=== EXCERPT ===

Charles Cleeland, PhD, Professor of Cancer Research, at the University of Texas MD Anderson Cancer Center, noted that under-management of cancer-related symptoms, including pain, fatigue, and nausea, persist even in the best centers, and there is concern that the medically underserved are at even greater risk for high pain levels and poor pain management, as well as fatigue, disturbed sleep, and distress.

Dr. Cleeland led a longitudinal study of advanced lung cancer patients from one tertiary cancer center and three public hospitals treating underserved patients.

He and his colleagues performed a multi-symptom assessment of 13 common cancer symptoms before and during chemotherapy for up to 15 weeks using the patient-rated MD Anderson Symptom Inventory. They also examined symptoms that interfered with normal function.

“We used a computer telephone-based assessment tool that called patients weekly and the patients rated their symptoms. We took the most severe symptoms to form a composite score and classified patients as having consistently high or low symptom burden,” he said.

The study enrolled 185 patients with Stage IIIB or IV non-small cell lung cancer, 102 patients from a tertiary care cancer center in Houston, and 83 patients from three public hospitals, two in Houston and one in Miami. All patients completed at least baseline pre-chemotherapy assessments; the overall median number of assessments was 10. Some 107 patients completed assessments for up to 15 weeks.

===

## [INSTRUCTIONS]
1. Copy the lung cancer symptom excerpt word for word, starting at "Dr. Cleeland led" and ending at "treating underserved patients.".
2. Answer these questions using the lung cancer symptom excerpt:
(a) How many common cancer symptoms did the multi-symptom assessment cover?
(b) How many patients did the study enroll in total?
(c) In which city was the public hospital that was not in Houston?
3. Write the next part of the passage on Dr. Cleeland's lung cancer symptom study, beginning after its final sentence.

=== RECORD EXTRACTS ===

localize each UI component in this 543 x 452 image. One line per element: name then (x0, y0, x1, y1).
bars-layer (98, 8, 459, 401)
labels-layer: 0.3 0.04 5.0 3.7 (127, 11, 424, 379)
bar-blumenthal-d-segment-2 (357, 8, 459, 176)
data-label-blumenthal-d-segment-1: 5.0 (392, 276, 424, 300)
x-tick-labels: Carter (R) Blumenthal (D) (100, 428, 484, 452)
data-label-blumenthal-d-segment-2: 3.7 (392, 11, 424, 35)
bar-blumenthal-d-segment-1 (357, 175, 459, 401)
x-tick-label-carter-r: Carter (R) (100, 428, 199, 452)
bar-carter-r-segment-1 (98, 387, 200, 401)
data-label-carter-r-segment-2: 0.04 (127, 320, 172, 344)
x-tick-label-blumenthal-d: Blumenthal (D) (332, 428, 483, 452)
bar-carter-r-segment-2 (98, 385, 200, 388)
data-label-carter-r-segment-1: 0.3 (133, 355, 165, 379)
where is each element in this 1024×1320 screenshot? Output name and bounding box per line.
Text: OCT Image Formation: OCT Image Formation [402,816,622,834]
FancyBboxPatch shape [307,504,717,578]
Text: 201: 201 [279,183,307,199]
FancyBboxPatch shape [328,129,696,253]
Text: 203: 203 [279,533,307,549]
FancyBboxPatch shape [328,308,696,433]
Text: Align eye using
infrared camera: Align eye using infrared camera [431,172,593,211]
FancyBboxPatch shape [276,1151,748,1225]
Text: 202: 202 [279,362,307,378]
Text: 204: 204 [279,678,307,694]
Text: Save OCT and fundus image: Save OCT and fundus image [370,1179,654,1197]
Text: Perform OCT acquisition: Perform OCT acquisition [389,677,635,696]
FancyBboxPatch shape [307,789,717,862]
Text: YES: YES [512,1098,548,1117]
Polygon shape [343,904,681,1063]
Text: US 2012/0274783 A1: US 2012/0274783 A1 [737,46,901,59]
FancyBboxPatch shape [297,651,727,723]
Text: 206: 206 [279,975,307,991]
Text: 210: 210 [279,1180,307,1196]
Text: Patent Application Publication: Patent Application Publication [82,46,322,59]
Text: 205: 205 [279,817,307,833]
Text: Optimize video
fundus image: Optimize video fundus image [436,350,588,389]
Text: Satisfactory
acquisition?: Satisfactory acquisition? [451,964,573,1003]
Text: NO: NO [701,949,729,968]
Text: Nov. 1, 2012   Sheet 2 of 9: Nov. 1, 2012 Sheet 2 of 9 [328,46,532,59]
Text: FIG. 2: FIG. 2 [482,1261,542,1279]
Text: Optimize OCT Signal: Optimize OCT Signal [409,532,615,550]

===

## [RESULTS FOR EACH TASK]
1.
Dr. Cleeland led a longitudinal study of advanced lung cancer patients from one tertiary cancer center and three public hospitals treating underserved patients.

2.
(a) 13
(b) 185
(c) Miami

3.
Patients at the tertiary cancer care center had more severe disease, and there were no differences in the combination therapy, single-agent therapy, or targeted therapies received.

“The major finding is that we identified two clearly different symptomatic groups—one with clinically significant symptoms,” Dr. Cleeland said. The two predictors of the high-symptom group were poor performance status and being treated in a public hospital.

Only 25% of the high-symptom group came from the tertiary cancer care center; in the public hospitals, the high-risk patients ranged from 45% to 62%.

“Patients in the public hospitals with less severe disease survived longer,” he said. Under-management of pain was found in 26% of those in the tertiary cancer care center compared with 50% of those in the public hospitals.

“The level of symptom distress can vary greatly, even in patients with the same cancer treatments. In this example, treatment at one tertiary cancer care center was associated with markedly lower symptom distress compared with public hospitals. We saw this very early in treatment. There were no corrections in symptom management across time.”

The implication, he said, is that similar practices in cancer treatment do not assure similar symptom management. “Higher symptom levels in the medically underserved are likely to be determined by care, patient resources, and patient adherence.”

Dr. Cleeland's study had a small sample size but good measures of symptom burden, Dr. Brady said in discussing the study. “It's unclear where the source of disparity originates: Is it with the providers in these public hospitals, or contextual factors that lead to the higher risk and lower levels of treatment?

“We have found in our studies that patients who are underserved tend to miss more appointments than any other group of patients. Is that related to their toxicity or the difficulty in their lives to come in for treatment?”

Dr. Cleeland might be able to randomize patients to specific protocols and facilities, but “can an intervention that works in one setting be transferred to another setting? With different patients come different challenges,” Dr. Brady said.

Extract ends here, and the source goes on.